--- Begin Passage shown ---

# heres our new van



## cambis9 (Aug 16, 2009)

this is our new van we purchased last year after owning a talbot swift capri for 6 great years then sold her on ebay. hope you all like my reg just wanted everyone to know AG0T ONE. know its a bit snobby but who cares, its mine


----------



## Jacques le foot (Aug 16, 2009)

Welcome Cambis 9 to this great site...but where's the photos ??

Jackie


----------



## bevdrew (Aug 17, 2009)

Welcome to your new van. Not a UK reg then? - what nationality is it? You may need to re-register it under a UK reg if keeping it in UK.


----------



## Gixermark (Aug 17, 2009)

Jacques le foot said:


> Welcome Cambis 9 to this great site...but where's the photos ??
> 
> Jackie



Like wise ......... NO photo !!!!


----------



## maingate (Aug 18, 2009)

--- End Passage shown ---
--- Begin Entries shown ---

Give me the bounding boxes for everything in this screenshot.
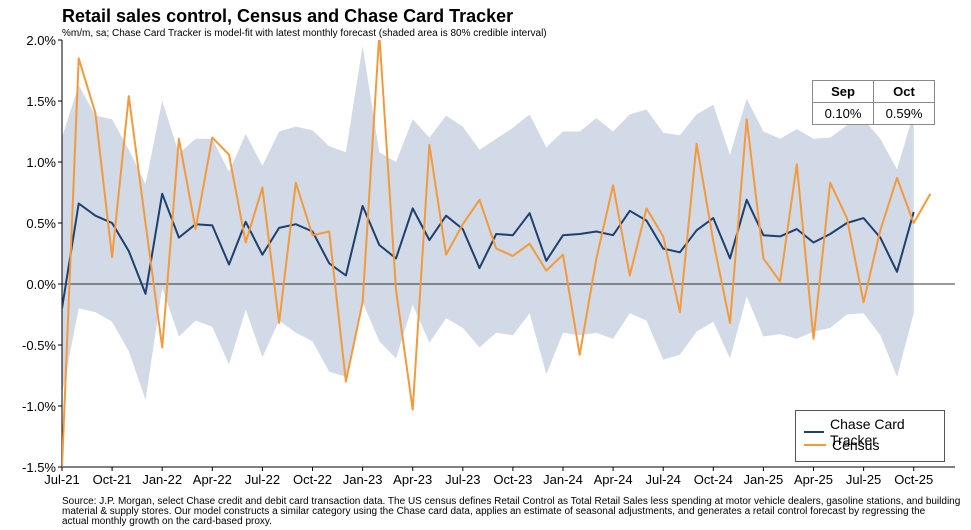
x-tick-label: Jul-23 (445, 472, 480, 487)
y-tick-label: 0.5% (26, 216, 56, 231)
legend-swatch-census (804, 444, 826, 446)
x-tick-label: Apr-25 (794, 472, 833, 487)
forecast-header-sep: Sep (812, 80, 874, 103)
chart-subtitle: %m/m, sa; Chase Card Tracker is model-fi… (62, 28, 547, 39)
y-tick-label: -0.5% (22, 338, 56, 353)
x-tick-label: Oct-21 (93, 472, 132, 487)
x-tick-label: Jul-21 (44, 472, 79, 487)
x-tick-label: Apr-23 (393, 472, 432, 487)
x-tick-label: Oct-23 (493, 472, 532, 487)
legend-item-tracker: Chase Card Tracker (804, 416, 944, 448)
x-tick-label: Jan-23 (343, 472, 383, 487)
forecast-table: Sep Oct 0.10% 0.59% (812, 80, 935, 125)
forecast-header-oct: Oct (873, 80, 935, 103)
source-line: material & supply stores. Our model cons… (62, 506, 926, 517)
x-tick-label: Jan-24 (543, 472, 583, 487)
x-tick-label: Apr-22 (193, 472, 232, 487)
y-tick-label: 1.5% (26, 94, 56, 109)
x-tick-label: Oct-24 (694, 472, 733, 487)
y-tick-label: 0.0% (26, 277, 56, 292)
legend-item-census: Census (804, 437, 879, 453)
x-tick-label: Oct-22 (293, 472, 332, 487)
y-tick-label: 2.0% (26, 33, 56, 48)
source-line: Source: J.P. Morgan, select Chase credit… (62, 496, 961, 507)
y-tick-label: -1.0% (22, 399, 56, 414)
y-tick-label: -1.5% (22, 460, 56, 475)
x-tick-label: Jul-25 (846, 472, 881, 487)
forecast-value-oct: 0.59% (873, 102, 935, 125)
source-line: actual monthly growth on the card-based … (62, 516, 272, 527)
x-tick-label: Jul-24 (645, 472, 680, 487)
x-tick-label: Apr-24 (594, 472, 633, 487)
x-tick-label: Jul-22 (245, 472, 280, 487)
legend-label-tracker: Chase Card Tracker (830, 416, 905, 448)
series-line-tracker (62, 192, 915, 309)
x-tick-label: Jan-25 (744, 472, 784, 487)
retail-sales-chart: 2.0%1.5%1.0%0.5%0.0%-0.5%-1.0%-1.5%Jul-2… (22, 33, 955, 487)
y-tick-label: 1.0% (26, 155, 56, 170)
legend-label-census: Census (832, 437, 880, 453)
x-tick-label: Oct-25 (894, 472, 933, 487)
x-tick-label: Jan-22 (142, 472, 182, 487)
forecast-value-sep: 0.10% (812, 102, 874, 125)
series-line-census (62, 40, 932, 467)
chart-title: Retail sales control, Census and Chase C… (62, 6, 514, 26)
legend-swatch-tracker (804, 431, 825, 433)
source-note: Source: J.P. Morgan, select Chase credit… (62, 496, 961, 527)
chart-legend: Chase Card Tracker Census (795, 410, 945, 462)
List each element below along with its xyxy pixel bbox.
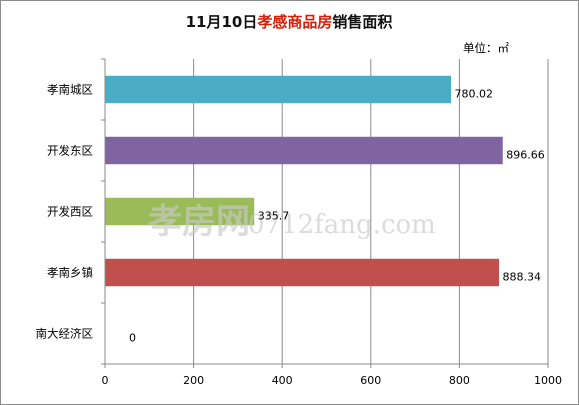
x-tick-label: 200 (183, 374, 204, 387)
x-tick-label: 400 (272, 374, 293, 387)
watermark: 孝房网 0712fang.com (148, 202, 436, 242)
category-label: 南大经济区 (36, 327, 94, 341)
x-tick-label: 800 (449, 374, 470, 387)
axes-layer: 0 200 400 600 800 1000 (101, 58, 562, 387)
labels-layer: 孝南城区 780.02 开发东区 896.66 开发西区 335.7 孝南乡镇 888.34 南… (36, 83, 545, 345)
x-tick-label: 600 (360, 374, 381, 387)
chart-title: 11月10日孝感商品房销售面积 (186, 13, 393, 31)
x-tick-label: 1000 (534, 374, 562, 387)
grid-layer (193, 59, 549, 364)
x-tick-label: 0 (102, 374, 109, 387)
bar (105, 75, 452, 104)
chart-title-part: 11月10日 (186, 13, 258, 31)
data-label: 0 (129, 332, 136, 345)
data-label: 780.02 (455, 88, 494, 101)
chart-title-part: 孝感商品房 (256, 13, 332, 31)
category-label: 孝南城区 (47, 83, 93, 97)
category-label: 孝南乡镇 (47, 266, 93, 280)
chart-title-part: 销售面积 (332, 13, 392, 31)
data-label: 335.7 (258, 210, 290, 223)
data-label: 896.66 (506, 149, 544, 162)
category-label: 开发西区 (47, 205, 93, 219)
bar (105, 197, 255, 226)
watermark-brand: 孝房网 (148, 202, 250, 242)
bar (105, 136, 503, 165)
bar (105, 258, 500, 287)
data-label: 888.34 (503, 271, 542, 284)
watermark-site: 0712fang.com (248, 210, 436, 240)
unit-label: 单位：㎡ (463, 41, 509, 55)
category-label: 开发东区 (47, 144, 93, 158)
bars-layer (105, 75, 503, 287)
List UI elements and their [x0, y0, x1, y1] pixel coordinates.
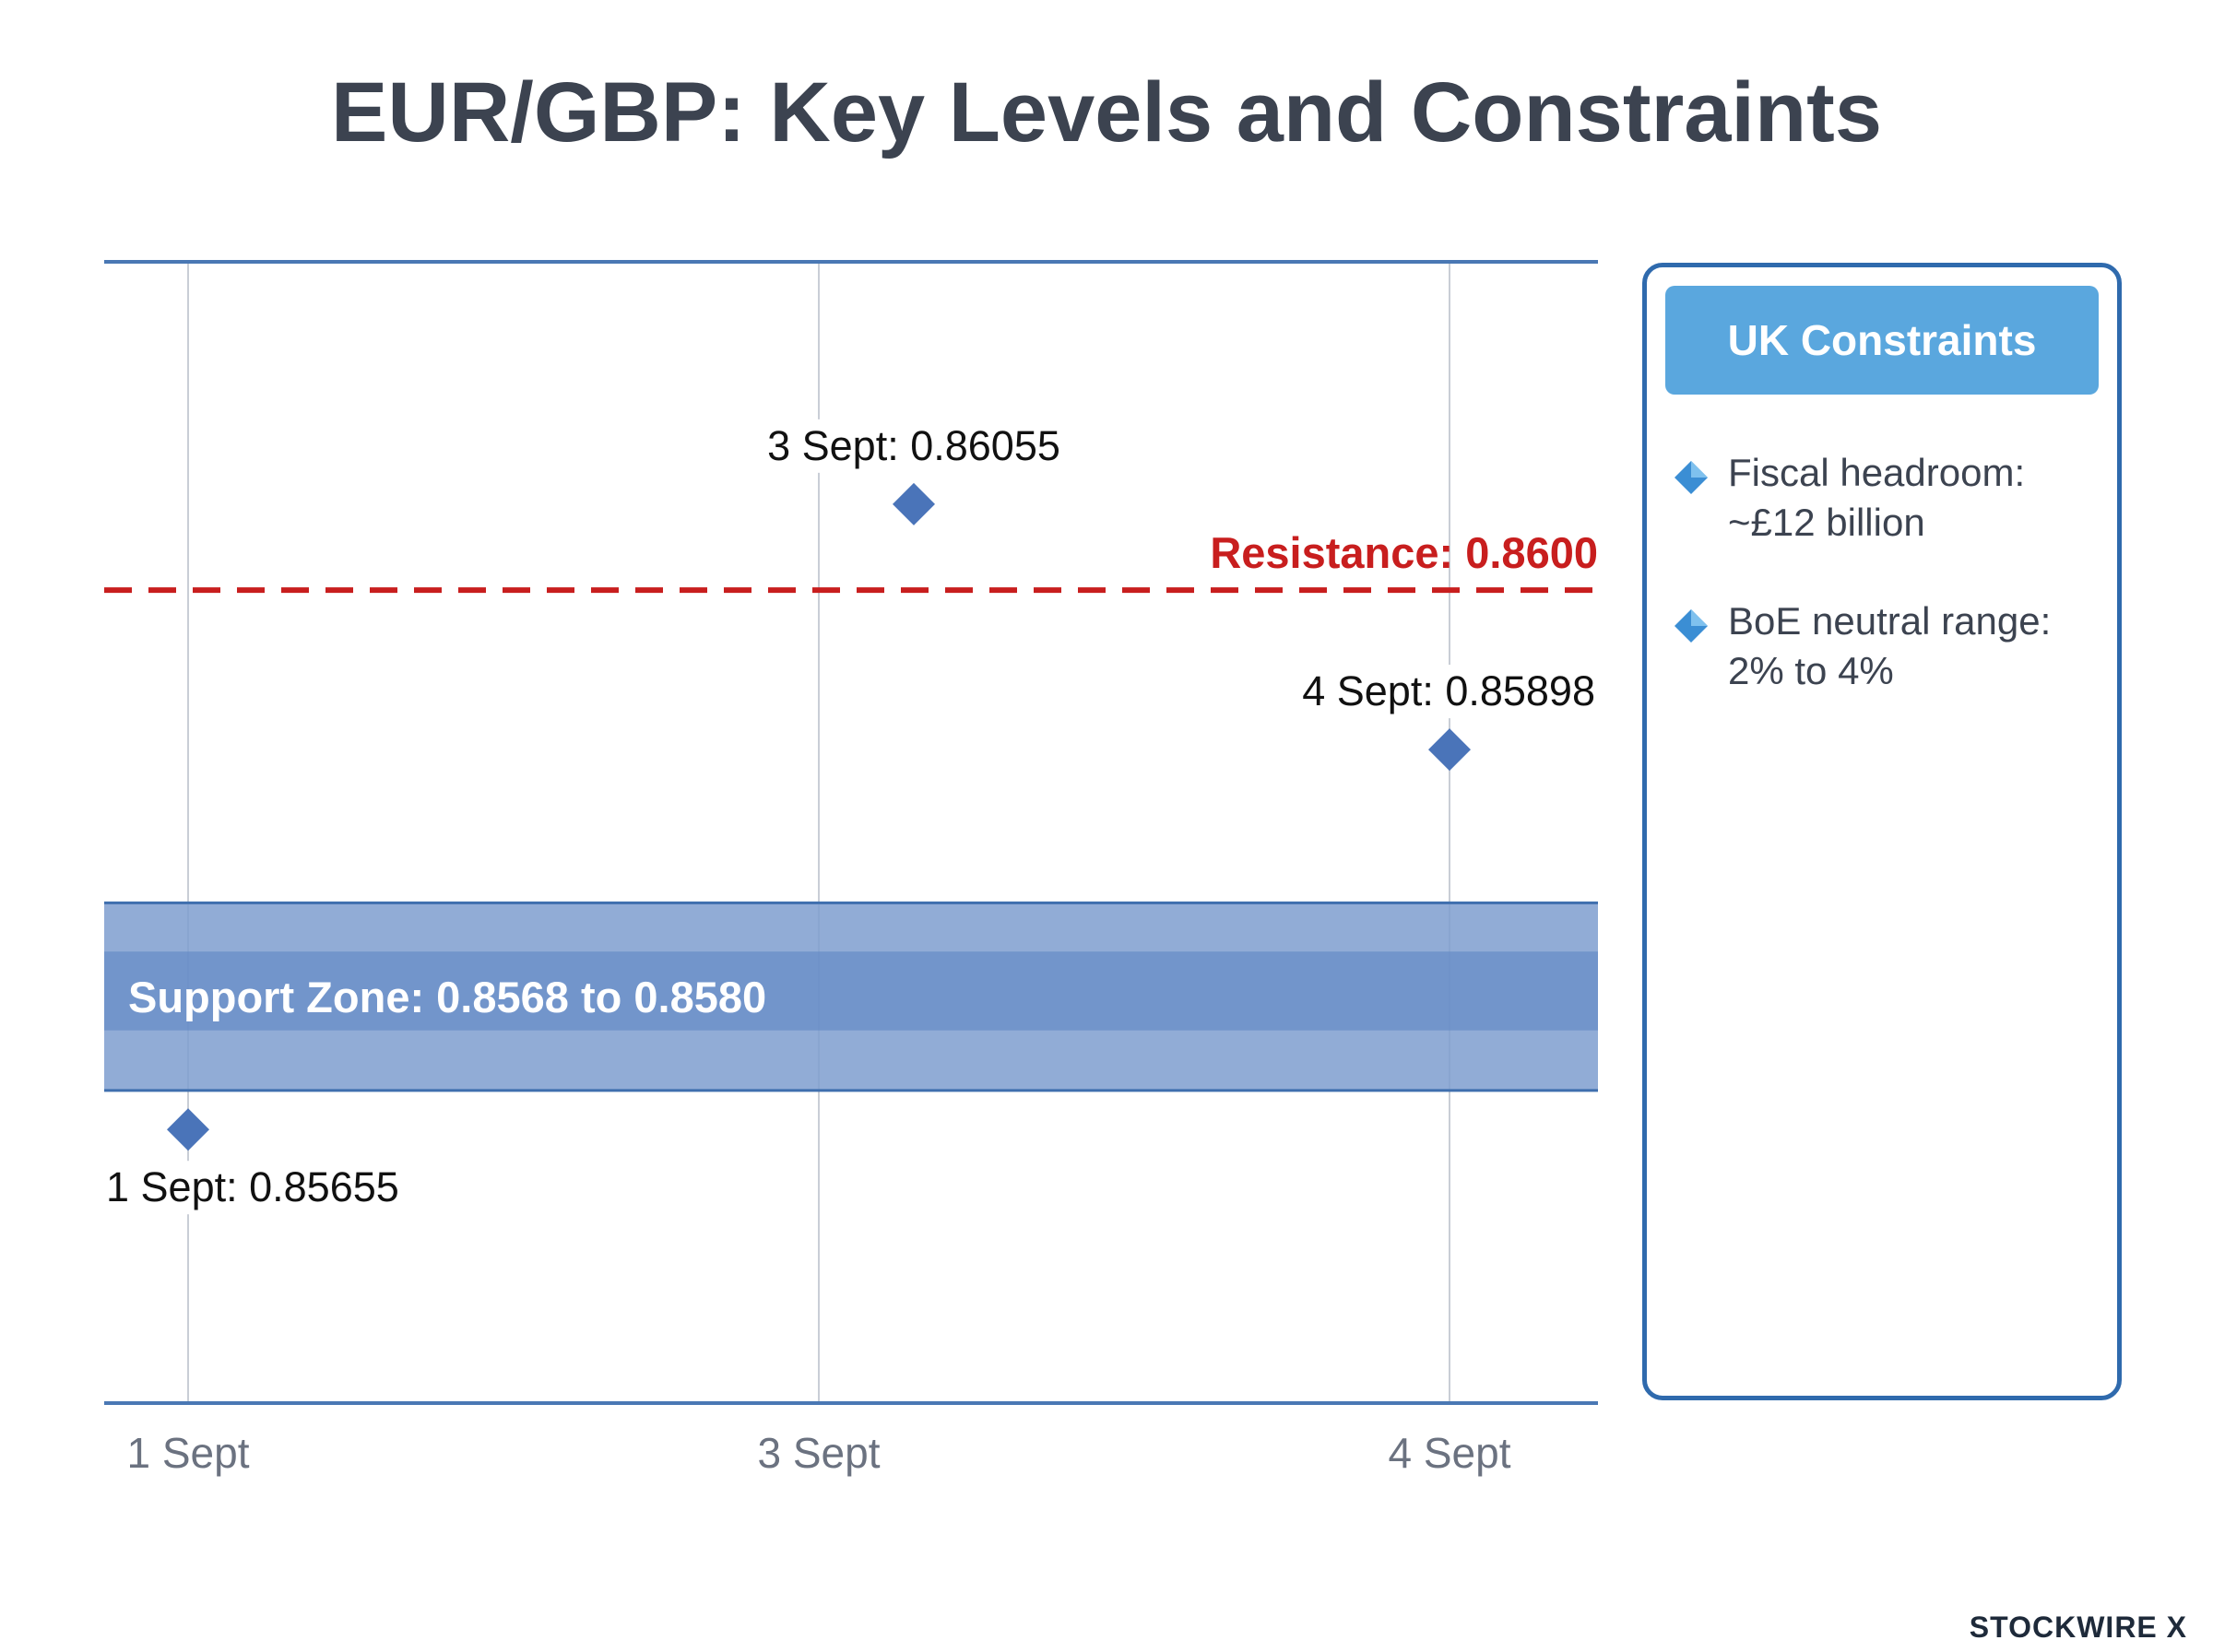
- data-point-marker: [167, 1108, 209, 1151]
- panel-item-line2: ~£12 billion: [1728, 501, 1925, 544]
- data-point-label: 4 Sept: 0.85898: [1302, 667, 1595, 714]
- panel-header: UK Constraints: [1665, 286, 2099, 395]
- brand-logo: STOCKWIRE X: [1969, 1611, 2187, 1644]
- data-point-marker: [893, 482, 935, 525]
- uk-constraints-panel: UK Constraints Fiscal headroom: ~£12 bil…: [1642, 263, 2122, 1400]
- support-zone-core: [104, 951, 1598, 1031]
- data-point-marker: [1428, 728, 1471, 772]
- panel-item-line1: Fiscal headroom:: [1728, 451, 2026, 494]
- panel-item-fiscal: Fiscal headroom: ~£12 billion: [1675, 448, 2099, 548]
- x-tick-label: 1 Sept: [127, 1429, 250, 1477]
- diamond-bullet-icon: [1675, 461, 1708, 494]
- data-label-backdrop: [102, 1161, 427, 1215]
- panel-item-line1: BoE neutral range:: [1728, 599, 2052, 643]
- support-zone-label: Support Zone: 0.8568 to 0.8580: [128, 973, 766, 1021]
- data-label-backdrop: [752, 419, 1077, 473]
- x-tick-label: 3 Sept: [758, 1429, 881, 1477]
- resistance-label: Resistance: 0.8600: [1210, 528, 1598, 577]
- panel-item-line2: 2% to 4%: [1728, 649, 1894, 692]
- x-tick-label: 4 Sept: [1389, 1429, 1511, 1477]
- diamond-bullet-icon: [1675, 609, 1708, 643]
- panel-item-boe: BoE neutral range: 2% to 4%: [1675, 596, 2099, 696]
- page-title: EUR/GBP: Key Levels and Constraints: [331, 65, 1882, 159]
- data-point-label: 3 Sept: 0.86055: [767, 422, 1060, 469]
- data-label-backdrop: [1272, 665, 1597, 719]
- data-point-label: 1 Sept: 0.85655: [106, 1163, 399, 1210]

--- End Entries shown ---

Tasks to perform:
**a.** In the forum thread about the new van, what did cambis9 own for six years before buying it?
**b.** Carry on the forum thread about the new van from the point where it stops.
The data were taken from a source unrelated to the van thread.

Results:
**a.** A Talbot Swift Capri.

**b.**
cambis9 said:


> this is our new van we purchased last year after owning a talbot swift capri for 6 great years then sold her on ebay. hope you all like my reg just wanted everyone to know AG0T ONE. know its a bit snobby but who cares, its mine


Hi there, we have just agreed to trade in our little Elddis for a tag axle Burstner. Are there plenty wild camping places for a big van? In latest copy of Practical Motorhome, there is an article on Nightstop scheme which is cheap stopovers at pubs, sports grounds etc. To supply info the email is nightstop@practicalmotorhome.com. A good few pubs in the Peak district will oblige and a few can even supply 240v.


----------



## ajs (Aug 18, 2009)

.
.
it's gone....
 someone has offered  him a fiver more than he paid for it...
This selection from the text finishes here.